— begin Provided records —
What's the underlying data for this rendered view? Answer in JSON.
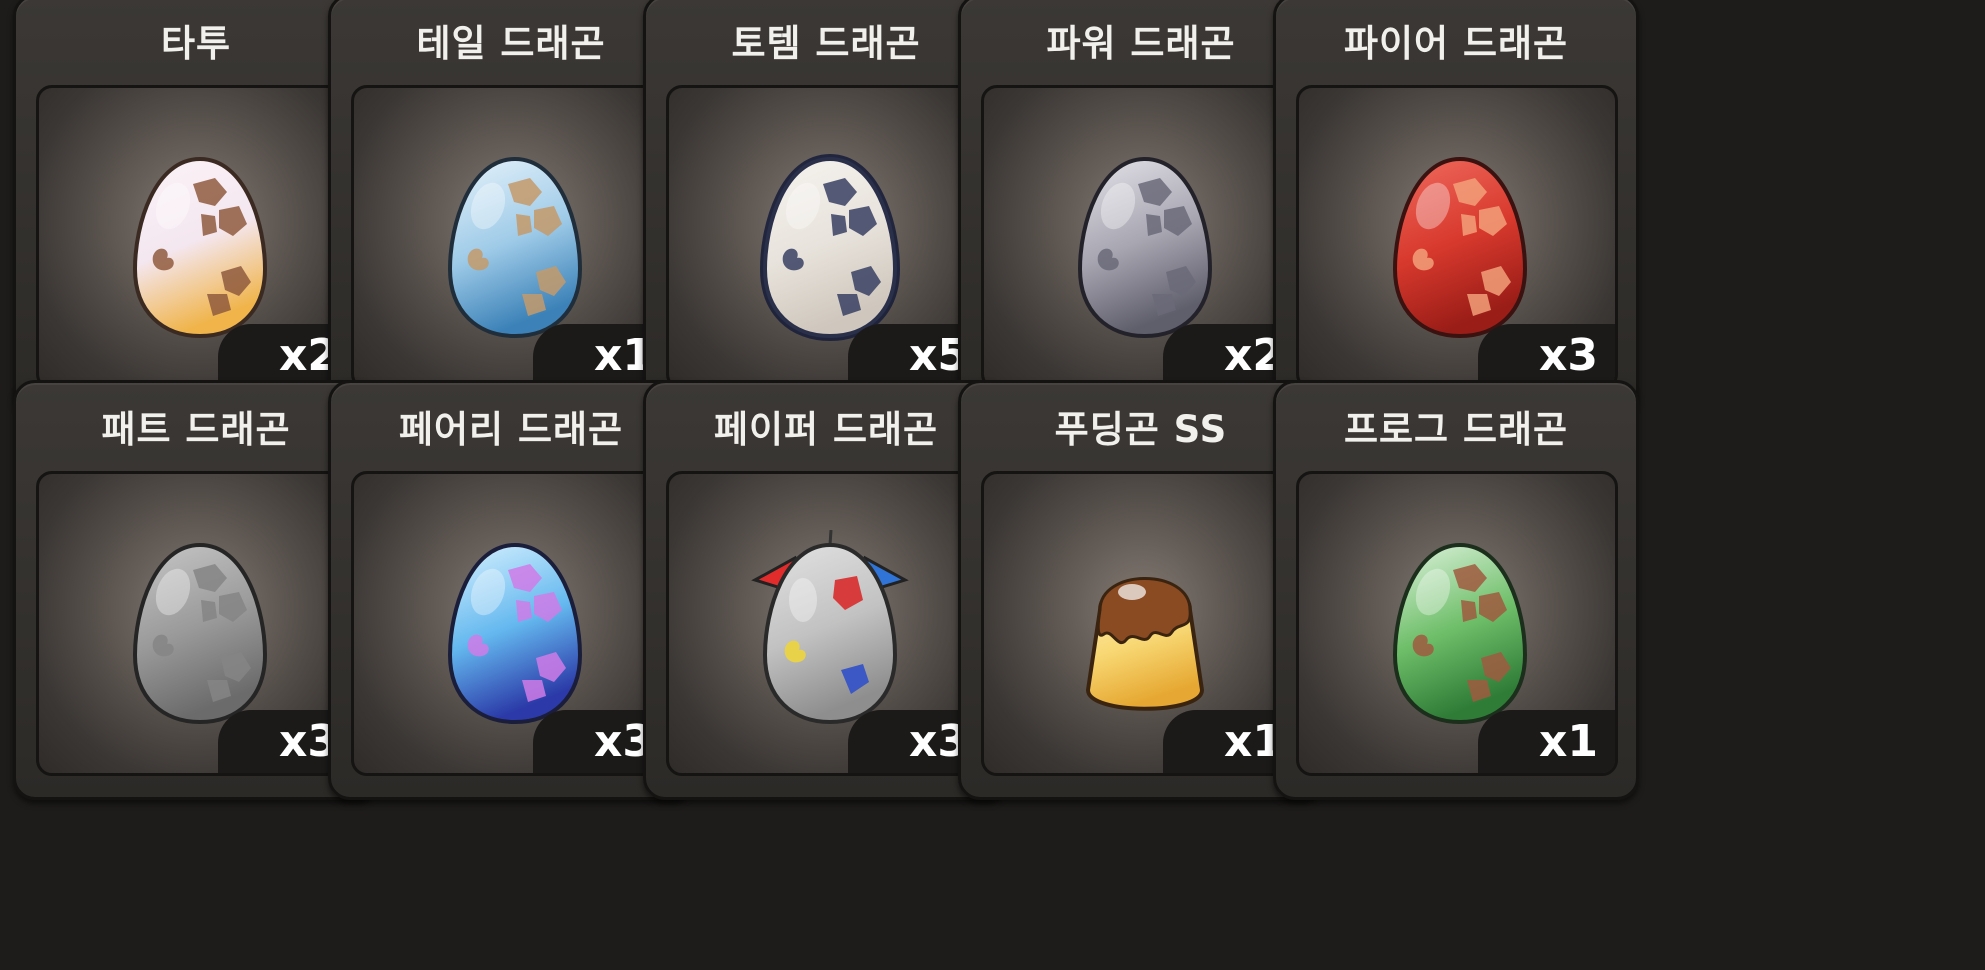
{
  "items": [
    {
      "name": "타투",
      "count": "x2",
      "egg": "tattoo-dragon-egg-icon",
      "colors": {
        "top": "#fbf3f7",
        "mid": "#f4e7f0",
        "bottom": "#f0b44a",
        "spot": "#8f5a3e",
        "outline": "#3a2a22"
      }
    },
    {
      "name": "테일 드래곤",
      "count": "x1",
      "egg": "tail-dragon-egg-icon",
      "colors": {
        "top": "#e7f3fb",
        "mid": "#9fcbe8",
        "bottom": "#3c82b8",
        "spot": "#c49a6a",
        "outline": "#1f2e3a"
      }
    },
    {
      "name": "토템 드래곤",
      "count": "x5",
      "egg": "totem-dragon-egg-icon",
      "colors": {
        "top": "#f6f3ef",
        "mid": "#e8e3dc",
        "bottom": "#cfc7bd",
        "spot": "#384063",
        "outline": "#2a2f4a"
      }
    },
    {
      "name": "파워 드래곤",
      "count": "x2",
      "egg": "power-dragon-egg-icon",
      "colors": {
        "top": "#e5e4ea",
        "mid": "#a7a6b1",
        "bottom": "#5f5e6b",
        "spot": "#6b6a79",
        "outline": "#23222a"
      }
    },
    {
      "name": "파이어 드래곤",
      "count": "x3",
      "egg": "fire-dragon-egg-icon",
      "colors": {
        "top": "#f06a5e",
        "mid": "#d8392d",
        "bottom": "#9a1d17",
        "spot": "#f2a07a",
        "outline": "#3a1210"
      }
    },
    {
      "name": "패트 드래곤",
      "count": "x3",
      "egg": "fat-dragon-egg-icon",
      "colors": {
        "top": "#c7c7c7",
        "mid": "#9a9a9a",
        "bottom": "#6b6b6b",
        "spot": "#858585",
        "outline": "#252525"
      }
    },
    {
      "name": "페어리 드래곤",
      "count": "x3",
      "egg": "fairy-dragon-egg-icon",
      "colors": {
        "top": "#d9f2ff",
        "mid": "#64b8ef",
        "bottom": "#2b3aa8",
        "spot": "#d07be8",
        "outline": "#1a1e3a"
      }
    },
    {
      "name": "페이퍼 드래곤",
      "count": "x3",
      "egg": "paper-dragon-egg-icon",
      "colors": {
        "top": "#e2e2e2",
        "mid": "#c2c2c2",
        "bottom": "#8e8e8e",
        "spot": "#d83b3b",
        "outline": "#2a2a2a",
        "flag_left": "#e22c2c",
        "flag_right": "#2f74d6"
      }
    },
    {
      "name": "푸딩곤 SS",
      "count": "x1",
      "egg": "pudding-dragon-egg-icon",
      "colors": {
        "top": "#fff2c2",
        "mid": "#f8d874",
        "bottom": "#e6a832",
        "spot": "#8a4a22",
        "outline": "#3a2410"
      }
    },
    {
      "name": "프로그 드래곤",
      "count": "x1",
      "egg": "frog-dragon-egg-icon",
      "colors": {
        "top": "#dff3de",
        "mid": "#6fbf6a",
        "bottom": "#2f7c37",
        "spot": "#a05a40",
        "outline": "#1c2e1c"
      }
    }
  ]
}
— end Provided records —
## What you should do
In your copy of the listing above, reproduce each line exactly and omit all pictures.

## Output of the exercise
What's the underlying data for this rendered view? Answer in JSON.
{
  "items": [
    {
      "name": "타투",
      "count": "x2",
      "egg": "tattoo-dragon-egg-icon",
      "colors": {
        "top": "#fbf3f7",
        "mid": "#f4e7f0",
        "bottom": "#f0b44a",
        "spot": "#8f5a3e",
        "outline": "#3a2a22"
      }
    },
    {
      "name": "테일 드래곤",
      "count": "x1",
      "egg": "tail-dragon-egg-icon",
      "colors": {
        "top": "#e7f3fb",
        "mid": "#9fcbe8",
        "bottom": "#3c82b8",
        "spot": "#c49a6a",
        "outline": "#1f2e3a"
      }
    },
    {
      "name": "토템 드래곤",
      "count": "x5",
      "egg": "totem-dragon-egg-icon",
      "colors": {
        "top": "#f6f3ef",
        "mid": "#e8e3dc",
        "bottom": "#cfc7bd",
        "spot": "#384063",
        "outline": "#2a2f4a"
      }
    },
    {
      "name": "파워 드래곤",
      "count": "x2",
      "egg": "power-dragon-egg-icon",
      "colors": {
        "top": "#e5e4ea",
        "mid": "#a7a6b1",
        "bottom": "#5f5e6b",
        "spot": "#6b6a79",
        "outline": "#23222a"
      }
    },
    {
      "name": "파이어 드래곤",
      "count": "x3",
      "egg": "fire-dragon-egg-icon",
      "colors": {
        "top": "#f06a5e",
        "mid": "#d8392d",
        "bottom": "#9a1d17",
        "spot": "#f2a07a",
        "outline": "#3a1210"
      }
    },
    {
      "name": "패트 드래곤",
      "count": "x3",
      "egg": "fat-dragon-egg-icon",
      "colors": {
        "top": "#c7c7c7",
        "mid": "#9a9a9a",
        "bottom": "#6b6b6b",
        "spot": "#858585",
        "outline": "#252525"
      }
    },
    {
      "name": "페어리 드래곤",
      "count": "x3",
      "egg": "fairy-dragon-egg-icon",
      "colors": {
        "top": "#d9f2ff",
        "mid": "#64b8ef",
        "bottom": "#2b3aa8",
        "spot": "#d07be8",
        "outline": "#1a1e3a"
      }
    },
    {
      "name": "페이퍼 드래곤",
      "count": "x3",
      "egg": "paper-dragon-egg-icon",
      "colors": {
        "top": "#e2e2e2",
        "mid": "#c2c2c2",
        "bottom": "#8e8e8e",
        "spot": "#d83b3b",
        "outline": "#2a2a2a",
        "flag_left": "#e22c2c",
        "flag_right": "#2f74d6"
      }
    },
    {
      "name": "푸딩곤 SS",
      "count": "x1",
      "egg": "pudding-dragon-egg-icon",
      "colors": {
        "top": "#fff2c2",
        "mid": "#f8d874",
        "bottom": "#e6a832",
        "spot": "#8a4a22",
        "outline": "#3a2410"
      }
    },
    {
      "name": "프로그 드래곤",
      "count": "x1",
      "egg": "frog-dragon-egg-icon",
      "colors": {
        "top": "#dff3de",
        "mid": "#6fbf6a",
        "bottom": "#2f7c37",
        "spot": "#a05a40",
        "outline": "#1c2e1c"
      }
    }
  ]
}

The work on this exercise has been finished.